Could you repeat the listing lines word for word, beginning at the line that contains "I need the location" and stopping after the line that contains "186, 478, 268]"?

_Collection entries_

--- Start ---

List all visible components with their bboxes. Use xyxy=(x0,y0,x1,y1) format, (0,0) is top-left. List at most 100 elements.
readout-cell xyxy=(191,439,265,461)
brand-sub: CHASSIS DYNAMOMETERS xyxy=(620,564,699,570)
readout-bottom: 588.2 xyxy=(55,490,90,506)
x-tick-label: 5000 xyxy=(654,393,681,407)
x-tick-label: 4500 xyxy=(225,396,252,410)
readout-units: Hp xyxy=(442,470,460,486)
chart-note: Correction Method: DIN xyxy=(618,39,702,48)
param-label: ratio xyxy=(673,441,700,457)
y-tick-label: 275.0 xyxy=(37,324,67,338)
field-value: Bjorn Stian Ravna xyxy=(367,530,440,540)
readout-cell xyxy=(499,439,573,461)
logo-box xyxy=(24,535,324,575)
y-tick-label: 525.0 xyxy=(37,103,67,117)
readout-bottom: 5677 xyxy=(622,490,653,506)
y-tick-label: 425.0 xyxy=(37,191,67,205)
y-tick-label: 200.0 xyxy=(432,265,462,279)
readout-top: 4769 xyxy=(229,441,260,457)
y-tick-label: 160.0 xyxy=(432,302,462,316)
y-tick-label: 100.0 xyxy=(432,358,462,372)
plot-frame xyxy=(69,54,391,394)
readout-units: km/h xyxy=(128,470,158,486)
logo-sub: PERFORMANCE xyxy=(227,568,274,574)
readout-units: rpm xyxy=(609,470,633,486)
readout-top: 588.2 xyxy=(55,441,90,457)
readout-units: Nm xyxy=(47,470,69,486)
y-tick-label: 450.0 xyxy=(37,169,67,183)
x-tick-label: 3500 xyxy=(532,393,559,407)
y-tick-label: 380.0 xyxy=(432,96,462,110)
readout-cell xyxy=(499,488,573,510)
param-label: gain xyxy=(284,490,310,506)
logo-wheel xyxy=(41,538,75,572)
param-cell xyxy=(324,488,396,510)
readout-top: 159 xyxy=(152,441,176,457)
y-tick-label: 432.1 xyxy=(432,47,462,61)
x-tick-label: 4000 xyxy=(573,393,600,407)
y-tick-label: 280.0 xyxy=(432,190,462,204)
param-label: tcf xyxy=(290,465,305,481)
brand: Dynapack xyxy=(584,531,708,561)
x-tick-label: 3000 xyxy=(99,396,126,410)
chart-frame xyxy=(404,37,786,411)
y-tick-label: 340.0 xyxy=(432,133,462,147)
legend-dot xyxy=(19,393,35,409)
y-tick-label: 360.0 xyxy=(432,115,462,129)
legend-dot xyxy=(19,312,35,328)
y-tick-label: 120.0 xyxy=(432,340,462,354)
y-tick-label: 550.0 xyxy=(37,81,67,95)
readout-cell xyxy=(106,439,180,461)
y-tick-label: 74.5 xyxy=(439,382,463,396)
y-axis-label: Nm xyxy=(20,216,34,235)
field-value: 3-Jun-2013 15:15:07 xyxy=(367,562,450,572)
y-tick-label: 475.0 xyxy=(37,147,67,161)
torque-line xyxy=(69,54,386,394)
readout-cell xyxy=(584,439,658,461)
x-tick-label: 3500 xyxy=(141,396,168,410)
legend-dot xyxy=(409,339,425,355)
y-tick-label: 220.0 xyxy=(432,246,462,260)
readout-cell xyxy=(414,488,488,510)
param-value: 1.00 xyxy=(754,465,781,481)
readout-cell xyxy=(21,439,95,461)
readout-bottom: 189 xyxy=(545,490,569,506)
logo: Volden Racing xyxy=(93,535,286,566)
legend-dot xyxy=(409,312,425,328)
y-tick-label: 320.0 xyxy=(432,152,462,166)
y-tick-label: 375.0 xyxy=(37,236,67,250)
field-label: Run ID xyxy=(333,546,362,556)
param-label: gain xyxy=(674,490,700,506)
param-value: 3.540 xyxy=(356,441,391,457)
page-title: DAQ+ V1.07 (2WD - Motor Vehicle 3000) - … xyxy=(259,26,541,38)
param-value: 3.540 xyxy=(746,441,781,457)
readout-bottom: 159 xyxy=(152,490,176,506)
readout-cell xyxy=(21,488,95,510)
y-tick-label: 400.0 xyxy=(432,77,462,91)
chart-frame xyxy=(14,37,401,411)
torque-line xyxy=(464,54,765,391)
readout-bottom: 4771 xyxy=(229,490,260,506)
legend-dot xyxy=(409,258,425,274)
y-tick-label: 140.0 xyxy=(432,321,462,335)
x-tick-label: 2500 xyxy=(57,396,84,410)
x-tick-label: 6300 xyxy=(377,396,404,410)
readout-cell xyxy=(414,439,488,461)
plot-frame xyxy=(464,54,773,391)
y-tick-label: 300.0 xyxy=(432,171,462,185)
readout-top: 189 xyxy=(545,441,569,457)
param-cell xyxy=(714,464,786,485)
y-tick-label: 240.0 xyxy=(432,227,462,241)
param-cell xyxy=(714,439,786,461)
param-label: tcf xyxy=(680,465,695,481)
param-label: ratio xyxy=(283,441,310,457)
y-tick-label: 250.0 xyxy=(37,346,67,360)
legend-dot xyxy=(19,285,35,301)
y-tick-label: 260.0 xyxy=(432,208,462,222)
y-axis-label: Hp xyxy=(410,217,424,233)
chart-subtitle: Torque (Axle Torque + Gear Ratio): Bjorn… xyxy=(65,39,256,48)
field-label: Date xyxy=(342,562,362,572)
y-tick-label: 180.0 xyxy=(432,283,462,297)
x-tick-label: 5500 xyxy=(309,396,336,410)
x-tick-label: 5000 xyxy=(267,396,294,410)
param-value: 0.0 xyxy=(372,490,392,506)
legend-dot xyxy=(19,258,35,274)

--- End ---
--- Start ---

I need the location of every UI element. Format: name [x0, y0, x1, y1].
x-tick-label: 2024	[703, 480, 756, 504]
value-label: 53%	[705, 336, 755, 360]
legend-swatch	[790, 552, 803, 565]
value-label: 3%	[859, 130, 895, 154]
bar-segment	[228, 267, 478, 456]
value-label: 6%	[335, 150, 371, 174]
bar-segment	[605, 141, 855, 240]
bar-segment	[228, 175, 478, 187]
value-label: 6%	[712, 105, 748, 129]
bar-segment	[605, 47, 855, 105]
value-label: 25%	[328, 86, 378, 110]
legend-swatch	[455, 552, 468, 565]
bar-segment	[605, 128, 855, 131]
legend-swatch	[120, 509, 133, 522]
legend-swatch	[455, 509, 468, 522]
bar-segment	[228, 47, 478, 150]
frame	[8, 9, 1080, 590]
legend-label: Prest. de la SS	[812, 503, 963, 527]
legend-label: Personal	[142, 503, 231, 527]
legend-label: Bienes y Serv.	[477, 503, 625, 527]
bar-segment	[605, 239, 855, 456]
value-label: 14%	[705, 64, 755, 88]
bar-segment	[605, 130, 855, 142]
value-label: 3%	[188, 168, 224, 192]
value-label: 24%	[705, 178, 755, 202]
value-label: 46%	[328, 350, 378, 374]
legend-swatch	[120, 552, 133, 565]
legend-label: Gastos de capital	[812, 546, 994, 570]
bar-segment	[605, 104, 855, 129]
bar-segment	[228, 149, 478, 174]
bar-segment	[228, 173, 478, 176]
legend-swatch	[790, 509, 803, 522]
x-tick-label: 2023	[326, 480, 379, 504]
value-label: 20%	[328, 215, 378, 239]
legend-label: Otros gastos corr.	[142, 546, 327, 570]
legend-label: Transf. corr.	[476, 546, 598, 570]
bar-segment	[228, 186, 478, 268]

--- End ---

_Exercise solution_
I need the location of every UI element. Format: name [x0, y0, x1, y1].
x-tick-label: 2024	[703, 480, 756, 504]
value-label: 53%	[705, 336, 755, 360]
legend-swatch	[790, 552, 803, 565]
value-label: 3%	[859, 130, 895, 154]
bar-segment	[228, 267, 478, 456]
value-label: 6%	[335, 150, 371, 174]
bar-segment	[605, 141, 855, 240]
bar-segment	[228, 175, 478, 187]
value-label: 6%	[712, 105, 748, 129]
bar-segment	[605, 47, 855, 105]
value-label: 25%	[328, 86, 378, 110]
legend-swatch	[455, 552, 468, 565]
bar-segment	[605, 128, 855, 131]
legend-swatch	[120, 509, 133, 522]
legend-swatch	[455, 509, 468, 522]
bar-segment	[228, 47, 478, 150]
frame	[8, 9, 1080, 590]
legend-label: Prest. de la SS	[812, 503, 963, 527]
legend-label: Personal	[142, 503, 231, 527]
legend-label: Bienes y Serv.	[477, 503, 625, 527]
bar-segment	[605, 239, 855, 456]
value-label: 14%	[705, 64, 755, 88]
bar-segment	[605, 130, 855, 142]
value-label: 3%	[188, 168, 224, 192]
value-label: 24%	[705, 178, 755, 202]
value-label: 46%	[328, 350, 378, 374]
legend-swatch	[120, 552, 133, 565]
legend-label: Gastos de capital	[812, 546, 994, 570]
bar-segment	[605, 104, 855, 129]
bar-segment	[228, 149, 478, 174]
bar-segment	[228, 173, 478, 176]
legend-swatch	[790, 509, 803, 522]
x-tick-label: 2023	[326, 480, 379, 504]
value-label: 20%	[328, 215, 378, 239]
legend-label: Otros gastos corr.	[142, 546, 327, 570]
legend-label: Transf. corr.	[476, 546, 598, 570]
bar-segment	[228, 186, 478, 268]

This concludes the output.